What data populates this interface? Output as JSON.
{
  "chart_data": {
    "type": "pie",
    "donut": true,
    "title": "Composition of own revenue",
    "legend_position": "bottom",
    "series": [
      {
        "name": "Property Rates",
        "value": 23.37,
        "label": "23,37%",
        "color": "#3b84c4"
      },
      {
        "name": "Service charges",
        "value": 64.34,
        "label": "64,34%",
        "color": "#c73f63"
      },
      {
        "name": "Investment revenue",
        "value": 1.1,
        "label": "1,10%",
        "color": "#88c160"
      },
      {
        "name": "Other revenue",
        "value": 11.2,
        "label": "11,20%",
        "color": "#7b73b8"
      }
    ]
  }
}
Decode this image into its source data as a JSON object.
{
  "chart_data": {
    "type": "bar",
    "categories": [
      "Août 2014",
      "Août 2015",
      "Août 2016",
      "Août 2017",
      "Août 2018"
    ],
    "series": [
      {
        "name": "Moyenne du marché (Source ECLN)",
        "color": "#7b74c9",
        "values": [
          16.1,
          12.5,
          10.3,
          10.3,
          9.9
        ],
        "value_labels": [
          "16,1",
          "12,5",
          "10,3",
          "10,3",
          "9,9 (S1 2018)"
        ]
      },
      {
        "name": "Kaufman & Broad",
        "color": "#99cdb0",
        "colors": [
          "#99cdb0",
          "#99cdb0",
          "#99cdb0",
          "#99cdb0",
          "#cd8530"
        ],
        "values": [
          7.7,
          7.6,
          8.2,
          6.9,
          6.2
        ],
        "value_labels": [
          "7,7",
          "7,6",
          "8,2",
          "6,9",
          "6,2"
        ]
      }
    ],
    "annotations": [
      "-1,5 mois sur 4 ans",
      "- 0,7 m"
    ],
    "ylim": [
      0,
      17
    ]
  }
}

● ● ● ●

Set down the listing above in full, please, exactly as it appears.

Written reply
What data populates this interface? Output as JSON.
{
  "chart_data": {
    "type": "pie",
    "donut": true,
    "title": "Composition of own revenue",
    "legend_position": "bottom",
    "series": [
      {
        "name": "Property Rates",
        "value": 23.37,
        "label": "23,37%",
        "color": "#3b84c4"
      },
      {
        "name": "Service charges",
        "value": 64.34,
        "label": "64,34%",
        "color": "#c73f63"
      },
      {
        "name": "Investment revenue",
        "value": 1.1,
        "label": "1,10%",
        "color": "#88c160"
      },
      {
        "name": "Other revenue",
        "value": 11.2,
        "label": "11,20%",
        "color": "#7b73b8"
      }
    ]
  }
}
Decode this image into its source data as a JSON object.
{
  "chart_data": {
    "type": "bar",
    "categories": [
      "Août 2014",
      "Août 2015",
      "Août 2016",
      "Août 2017",
      "Août 2018"
    ],
    "series": [
      {
        "name": "Moyenne du marché (Source ECLN)",
        "color": "#7b74c9",
        "values": [
          16.1,
          12.5,
          10.3,
          10.3,
          9.9
        ],
        "value_labels": [
          "16,1",
          "12,5",
          "10,3",
          "10,3",
          "9,9 (S1 2018)"
        ]
      },
      {
        "name": "Kaufman & Broad",
        "color": "#99cdb0",
        "colors": [
          "#99cdb0",
          "#99cdb0",
          "#99cdb0",
          "#99cdb0",
          "#cd8530"
        ],
        "values": [
          7.7,
          7.6,
          8.2,
          6.9,
          6.2
        ],
        "value_labels": [
          "7,7",
          "7,6",
          "8,2",
          "6,9",
          "6,2"
        ]
      }
    ],
    "annotations": [
      "-1,5 mois sur 4 ans",
      "- 0,7 m"
    ],
    "ylim": [
      0,
      17
    ]
  }
}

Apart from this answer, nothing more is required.